** start of Record list **

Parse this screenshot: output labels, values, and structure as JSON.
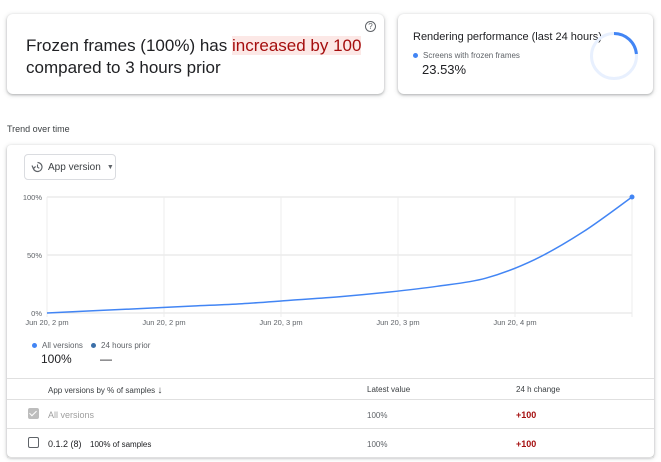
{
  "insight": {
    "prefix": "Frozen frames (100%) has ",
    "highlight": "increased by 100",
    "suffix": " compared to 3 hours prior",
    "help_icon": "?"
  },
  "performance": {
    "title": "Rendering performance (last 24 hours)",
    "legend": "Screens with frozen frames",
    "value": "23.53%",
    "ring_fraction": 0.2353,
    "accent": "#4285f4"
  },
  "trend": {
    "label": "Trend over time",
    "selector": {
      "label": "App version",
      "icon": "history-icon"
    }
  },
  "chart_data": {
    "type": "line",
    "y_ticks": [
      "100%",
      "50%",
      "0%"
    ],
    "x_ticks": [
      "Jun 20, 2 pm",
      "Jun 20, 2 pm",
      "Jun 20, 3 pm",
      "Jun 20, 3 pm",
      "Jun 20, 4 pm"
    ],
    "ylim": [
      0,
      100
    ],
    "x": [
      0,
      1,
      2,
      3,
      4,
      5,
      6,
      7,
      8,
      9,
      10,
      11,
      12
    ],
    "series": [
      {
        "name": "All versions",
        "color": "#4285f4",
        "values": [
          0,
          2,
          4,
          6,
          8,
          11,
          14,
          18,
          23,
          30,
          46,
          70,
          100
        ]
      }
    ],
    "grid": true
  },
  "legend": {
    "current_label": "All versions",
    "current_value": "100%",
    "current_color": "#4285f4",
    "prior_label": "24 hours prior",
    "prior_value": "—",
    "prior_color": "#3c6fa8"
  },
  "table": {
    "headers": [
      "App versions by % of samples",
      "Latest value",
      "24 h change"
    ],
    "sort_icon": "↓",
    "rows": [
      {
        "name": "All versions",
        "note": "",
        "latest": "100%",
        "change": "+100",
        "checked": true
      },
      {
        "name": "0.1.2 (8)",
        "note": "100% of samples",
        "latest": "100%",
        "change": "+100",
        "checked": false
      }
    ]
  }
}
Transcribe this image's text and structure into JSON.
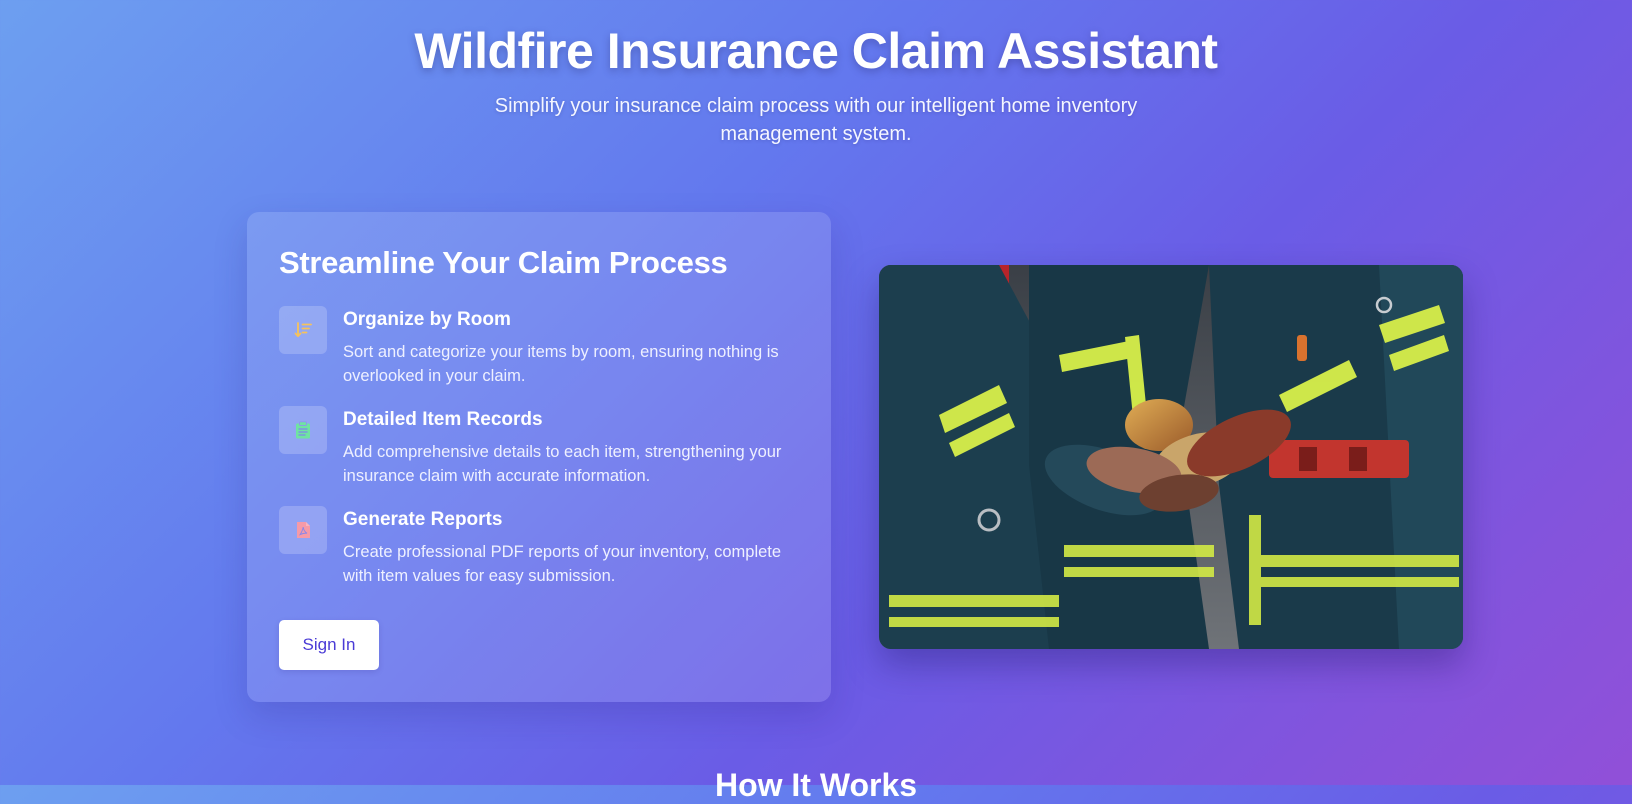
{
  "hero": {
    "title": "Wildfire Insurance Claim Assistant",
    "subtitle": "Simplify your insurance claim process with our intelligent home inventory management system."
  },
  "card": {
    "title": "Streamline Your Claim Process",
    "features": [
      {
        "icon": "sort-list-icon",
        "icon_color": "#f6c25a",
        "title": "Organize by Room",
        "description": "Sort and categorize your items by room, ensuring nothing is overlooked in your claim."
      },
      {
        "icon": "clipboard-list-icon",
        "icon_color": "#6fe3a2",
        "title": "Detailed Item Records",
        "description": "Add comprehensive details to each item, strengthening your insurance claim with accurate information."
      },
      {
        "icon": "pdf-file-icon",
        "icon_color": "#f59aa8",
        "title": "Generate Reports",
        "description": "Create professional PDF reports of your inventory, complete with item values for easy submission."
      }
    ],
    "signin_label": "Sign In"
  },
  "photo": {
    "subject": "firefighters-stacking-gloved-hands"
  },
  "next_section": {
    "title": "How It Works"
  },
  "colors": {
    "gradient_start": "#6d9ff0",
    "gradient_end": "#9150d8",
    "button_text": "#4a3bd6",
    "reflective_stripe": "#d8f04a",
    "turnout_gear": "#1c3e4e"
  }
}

** end of Record list **
** start of Record list **

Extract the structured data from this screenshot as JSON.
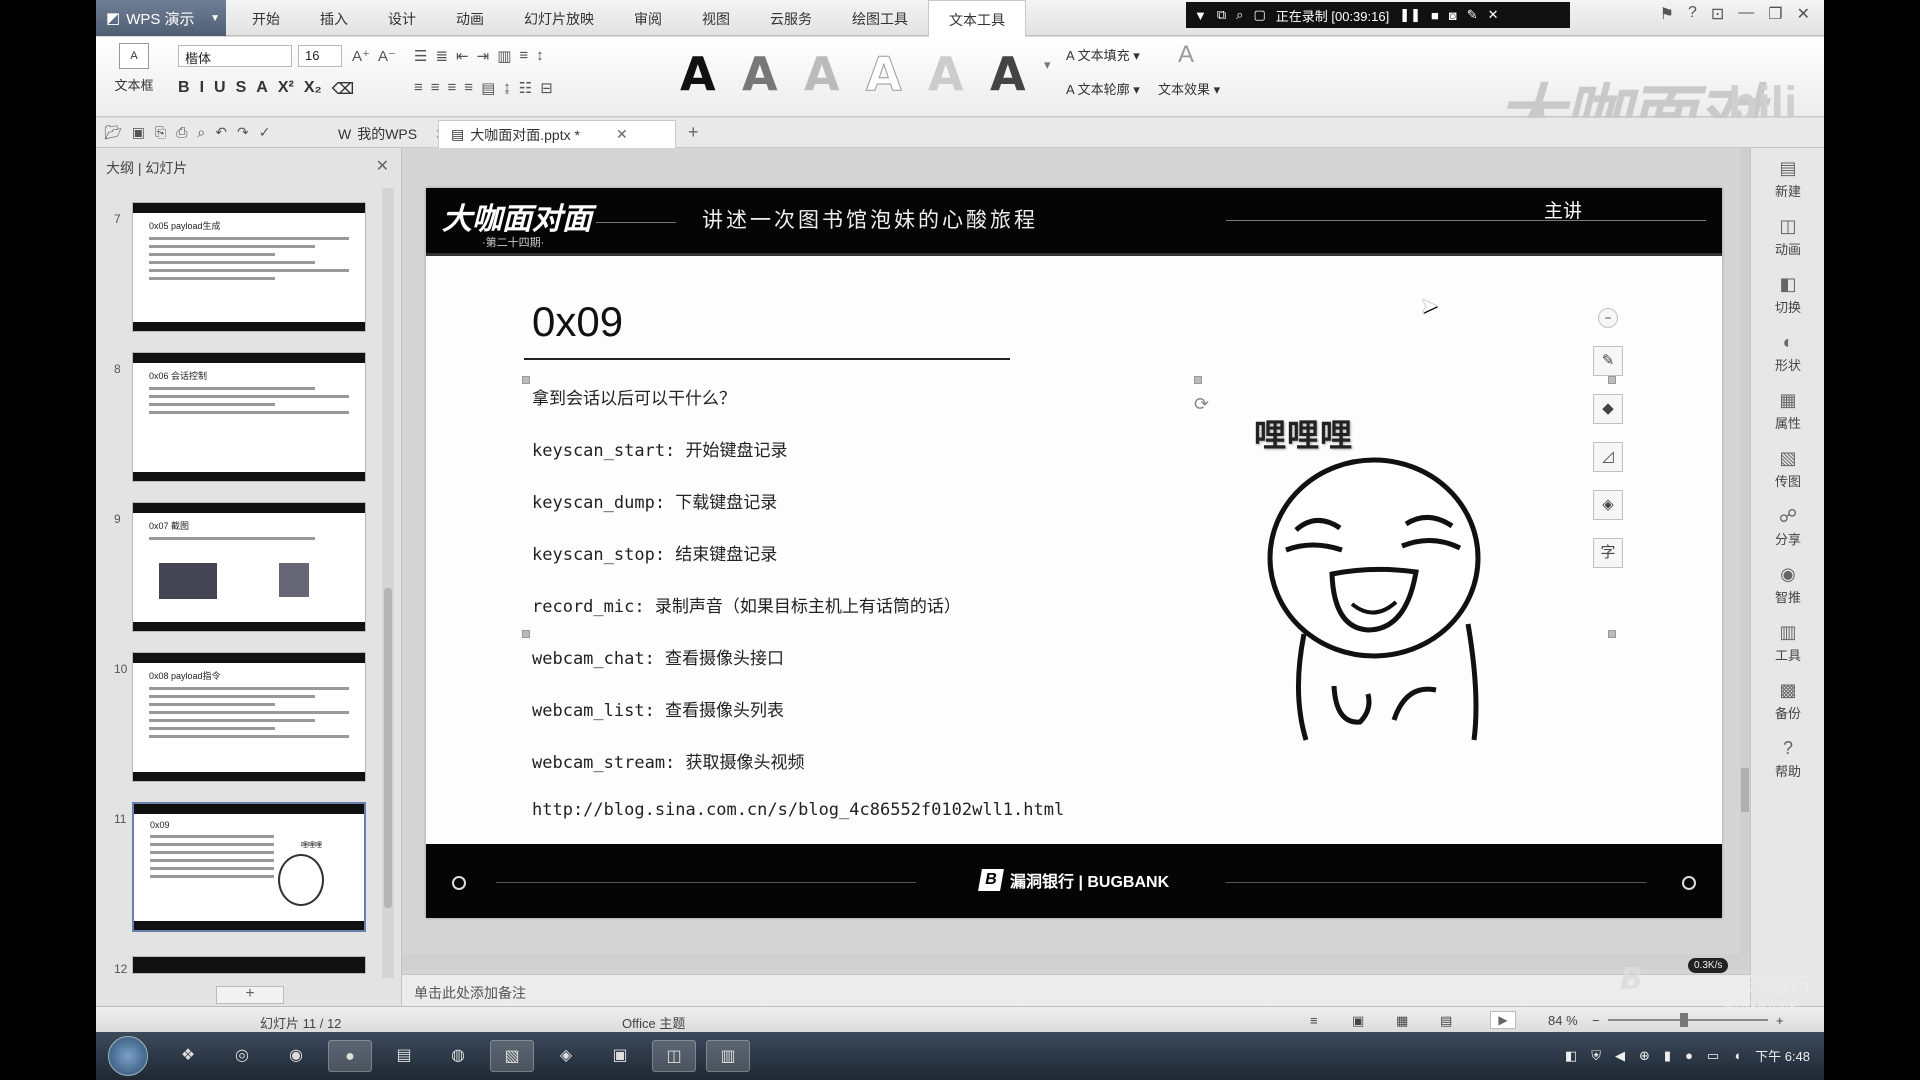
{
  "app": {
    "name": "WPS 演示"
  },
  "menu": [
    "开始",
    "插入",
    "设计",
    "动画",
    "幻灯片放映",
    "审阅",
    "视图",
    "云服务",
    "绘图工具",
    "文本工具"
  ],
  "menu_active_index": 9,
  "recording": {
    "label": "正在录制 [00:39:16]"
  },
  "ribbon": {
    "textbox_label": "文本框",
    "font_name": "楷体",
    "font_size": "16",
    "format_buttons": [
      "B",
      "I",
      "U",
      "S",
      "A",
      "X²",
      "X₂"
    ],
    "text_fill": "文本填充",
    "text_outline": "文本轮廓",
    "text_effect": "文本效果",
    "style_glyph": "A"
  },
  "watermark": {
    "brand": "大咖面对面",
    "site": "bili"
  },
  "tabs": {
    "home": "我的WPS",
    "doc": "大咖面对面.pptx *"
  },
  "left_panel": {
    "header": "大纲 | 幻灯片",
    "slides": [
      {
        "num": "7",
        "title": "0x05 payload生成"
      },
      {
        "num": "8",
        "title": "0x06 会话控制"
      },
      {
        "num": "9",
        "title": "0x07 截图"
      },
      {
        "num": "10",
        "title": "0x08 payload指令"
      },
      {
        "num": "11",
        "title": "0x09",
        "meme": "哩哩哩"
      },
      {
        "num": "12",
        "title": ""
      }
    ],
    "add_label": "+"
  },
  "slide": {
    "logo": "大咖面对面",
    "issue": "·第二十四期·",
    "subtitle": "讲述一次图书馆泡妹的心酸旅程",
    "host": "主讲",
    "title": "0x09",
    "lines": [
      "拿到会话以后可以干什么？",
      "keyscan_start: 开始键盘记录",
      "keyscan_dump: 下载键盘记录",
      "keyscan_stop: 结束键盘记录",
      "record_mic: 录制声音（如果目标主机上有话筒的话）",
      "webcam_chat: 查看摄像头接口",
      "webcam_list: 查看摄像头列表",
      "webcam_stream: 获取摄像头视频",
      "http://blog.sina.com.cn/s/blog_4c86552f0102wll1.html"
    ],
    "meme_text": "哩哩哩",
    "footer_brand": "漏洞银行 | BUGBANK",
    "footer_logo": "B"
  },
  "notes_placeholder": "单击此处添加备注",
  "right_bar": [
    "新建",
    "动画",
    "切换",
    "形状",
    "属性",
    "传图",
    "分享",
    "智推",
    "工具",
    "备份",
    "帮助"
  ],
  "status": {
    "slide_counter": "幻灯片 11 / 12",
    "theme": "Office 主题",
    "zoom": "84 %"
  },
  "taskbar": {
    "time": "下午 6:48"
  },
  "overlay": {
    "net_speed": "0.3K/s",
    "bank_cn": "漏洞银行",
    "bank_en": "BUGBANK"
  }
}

** end of Record list **

**Exercise requirements:** Read the entries and show each line that mentions "hours".

**Exercise solution:**
    "suffix": " compared to 3 hours prior",
    "title": "Rendering performance (last 24 hours)",
    "prior_label": "24 hours prior",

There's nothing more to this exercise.